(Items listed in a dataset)

============

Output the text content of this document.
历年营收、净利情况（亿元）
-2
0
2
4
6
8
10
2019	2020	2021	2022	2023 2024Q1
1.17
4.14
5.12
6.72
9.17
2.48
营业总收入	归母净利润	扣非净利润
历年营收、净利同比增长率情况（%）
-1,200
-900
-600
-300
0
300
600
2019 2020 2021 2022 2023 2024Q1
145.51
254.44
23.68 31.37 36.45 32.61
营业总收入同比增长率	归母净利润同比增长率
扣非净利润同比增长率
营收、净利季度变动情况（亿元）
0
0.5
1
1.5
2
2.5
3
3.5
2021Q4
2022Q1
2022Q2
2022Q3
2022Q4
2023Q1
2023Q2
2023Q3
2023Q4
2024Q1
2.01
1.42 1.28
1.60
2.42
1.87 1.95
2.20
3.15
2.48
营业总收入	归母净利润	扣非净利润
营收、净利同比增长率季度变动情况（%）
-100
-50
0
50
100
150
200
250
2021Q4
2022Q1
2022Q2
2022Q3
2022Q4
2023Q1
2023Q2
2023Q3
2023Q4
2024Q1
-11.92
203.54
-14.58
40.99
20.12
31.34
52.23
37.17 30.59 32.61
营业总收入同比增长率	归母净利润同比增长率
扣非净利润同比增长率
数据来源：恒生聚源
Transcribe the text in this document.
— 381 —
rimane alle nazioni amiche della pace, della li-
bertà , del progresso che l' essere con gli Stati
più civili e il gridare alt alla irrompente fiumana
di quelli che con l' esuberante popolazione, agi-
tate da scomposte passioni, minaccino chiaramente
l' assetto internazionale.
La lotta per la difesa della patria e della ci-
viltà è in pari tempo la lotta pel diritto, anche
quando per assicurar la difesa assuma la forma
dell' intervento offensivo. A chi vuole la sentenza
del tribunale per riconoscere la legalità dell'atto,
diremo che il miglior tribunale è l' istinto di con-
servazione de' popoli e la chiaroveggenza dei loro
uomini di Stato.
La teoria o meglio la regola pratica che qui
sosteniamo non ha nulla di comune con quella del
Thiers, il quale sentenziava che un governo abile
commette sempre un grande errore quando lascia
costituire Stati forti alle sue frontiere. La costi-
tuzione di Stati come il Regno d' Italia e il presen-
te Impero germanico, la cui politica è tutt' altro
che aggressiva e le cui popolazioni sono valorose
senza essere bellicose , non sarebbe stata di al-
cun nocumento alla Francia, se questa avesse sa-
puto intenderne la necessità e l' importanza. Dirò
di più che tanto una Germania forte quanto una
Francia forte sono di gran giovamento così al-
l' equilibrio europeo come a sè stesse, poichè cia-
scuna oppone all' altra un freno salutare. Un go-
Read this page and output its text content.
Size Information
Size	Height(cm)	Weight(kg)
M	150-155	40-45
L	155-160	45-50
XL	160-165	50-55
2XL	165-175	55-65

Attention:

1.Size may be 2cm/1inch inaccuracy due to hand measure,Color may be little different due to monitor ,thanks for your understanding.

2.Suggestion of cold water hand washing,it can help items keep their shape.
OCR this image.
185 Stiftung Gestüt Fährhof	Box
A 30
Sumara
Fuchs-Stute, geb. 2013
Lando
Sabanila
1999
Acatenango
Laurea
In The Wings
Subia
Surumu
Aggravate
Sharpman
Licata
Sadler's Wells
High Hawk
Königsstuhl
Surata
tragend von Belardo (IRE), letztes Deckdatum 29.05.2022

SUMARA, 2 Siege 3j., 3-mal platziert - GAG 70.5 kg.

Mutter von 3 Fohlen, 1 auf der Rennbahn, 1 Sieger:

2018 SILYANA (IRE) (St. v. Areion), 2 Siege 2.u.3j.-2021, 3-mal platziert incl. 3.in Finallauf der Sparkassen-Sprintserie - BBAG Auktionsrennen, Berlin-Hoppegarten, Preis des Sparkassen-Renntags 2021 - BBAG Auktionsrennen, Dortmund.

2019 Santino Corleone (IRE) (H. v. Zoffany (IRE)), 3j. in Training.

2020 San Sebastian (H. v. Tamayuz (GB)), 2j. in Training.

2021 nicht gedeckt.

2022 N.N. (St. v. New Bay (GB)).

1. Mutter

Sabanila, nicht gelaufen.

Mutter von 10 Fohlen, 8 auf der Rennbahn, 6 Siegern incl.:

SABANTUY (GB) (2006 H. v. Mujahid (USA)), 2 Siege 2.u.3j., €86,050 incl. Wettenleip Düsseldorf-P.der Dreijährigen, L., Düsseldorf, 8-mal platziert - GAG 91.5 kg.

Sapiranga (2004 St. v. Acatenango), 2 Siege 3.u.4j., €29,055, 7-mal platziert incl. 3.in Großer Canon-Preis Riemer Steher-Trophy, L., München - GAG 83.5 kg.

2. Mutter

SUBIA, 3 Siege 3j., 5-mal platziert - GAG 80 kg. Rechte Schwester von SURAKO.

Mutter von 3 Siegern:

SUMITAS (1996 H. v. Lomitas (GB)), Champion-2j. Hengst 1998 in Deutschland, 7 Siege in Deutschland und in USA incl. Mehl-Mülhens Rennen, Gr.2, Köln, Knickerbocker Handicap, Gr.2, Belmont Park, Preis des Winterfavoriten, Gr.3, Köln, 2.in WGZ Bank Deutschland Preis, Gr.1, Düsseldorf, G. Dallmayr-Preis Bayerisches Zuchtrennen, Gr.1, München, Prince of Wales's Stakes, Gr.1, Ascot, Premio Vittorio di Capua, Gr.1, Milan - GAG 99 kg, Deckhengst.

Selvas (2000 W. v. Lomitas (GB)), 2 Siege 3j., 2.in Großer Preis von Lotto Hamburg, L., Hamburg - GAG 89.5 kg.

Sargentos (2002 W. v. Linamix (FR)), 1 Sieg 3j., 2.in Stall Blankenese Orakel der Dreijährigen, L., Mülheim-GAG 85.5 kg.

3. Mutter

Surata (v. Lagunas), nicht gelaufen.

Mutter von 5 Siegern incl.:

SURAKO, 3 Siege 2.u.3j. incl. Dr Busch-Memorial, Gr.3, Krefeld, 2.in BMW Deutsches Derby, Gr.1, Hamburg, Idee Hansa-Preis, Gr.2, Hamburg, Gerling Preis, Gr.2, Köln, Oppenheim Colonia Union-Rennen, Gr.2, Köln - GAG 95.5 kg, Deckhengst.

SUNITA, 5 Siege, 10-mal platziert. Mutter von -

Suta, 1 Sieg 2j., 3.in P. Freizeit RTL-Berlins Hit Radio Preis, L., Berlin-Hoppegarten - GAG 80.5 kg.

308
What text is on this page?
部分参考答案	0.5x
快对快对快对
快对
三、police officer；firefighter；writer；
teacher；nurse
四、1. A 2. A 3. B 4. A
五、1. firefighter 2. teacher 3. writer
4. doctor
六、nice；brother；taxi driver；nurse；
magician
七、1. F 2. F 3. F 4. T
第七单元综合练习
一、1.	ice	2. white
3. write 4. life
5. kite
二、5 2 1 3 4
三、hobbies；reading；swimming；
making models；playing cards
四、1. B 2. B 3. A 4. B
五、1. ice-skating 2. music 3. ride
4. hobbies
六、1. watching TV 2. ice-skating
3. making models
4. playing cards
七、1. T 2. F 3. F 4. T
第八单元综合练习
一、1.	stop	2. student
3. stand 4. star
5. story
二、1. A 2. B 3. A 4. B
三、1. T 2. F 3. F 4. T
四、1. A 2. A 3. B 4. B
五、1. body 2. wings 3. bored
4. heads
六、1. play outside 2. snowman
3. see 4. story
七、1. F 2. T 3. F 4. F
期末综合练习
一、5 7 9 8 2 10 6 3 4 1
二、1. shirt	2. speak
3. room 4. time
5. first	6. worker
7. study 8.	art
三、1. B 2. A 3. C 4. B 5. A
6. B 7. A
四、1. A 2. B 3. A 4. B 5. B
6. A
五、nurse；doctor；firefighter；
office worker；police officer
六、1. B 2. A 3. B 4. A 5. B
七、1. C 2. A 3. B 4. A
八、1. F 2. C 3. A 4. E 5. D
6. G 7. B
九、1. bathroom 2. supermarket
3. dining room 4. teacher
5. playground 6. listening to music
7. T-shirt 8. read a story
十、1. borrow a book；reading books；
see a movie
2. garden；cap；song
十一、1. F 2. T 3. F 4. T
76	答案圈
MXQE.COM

============

• **Aim**: Copy out each line in the preceding records that contains "document".

• **Reply to the exercise**:
Output the text content of this document.
Transcribe the text in this document.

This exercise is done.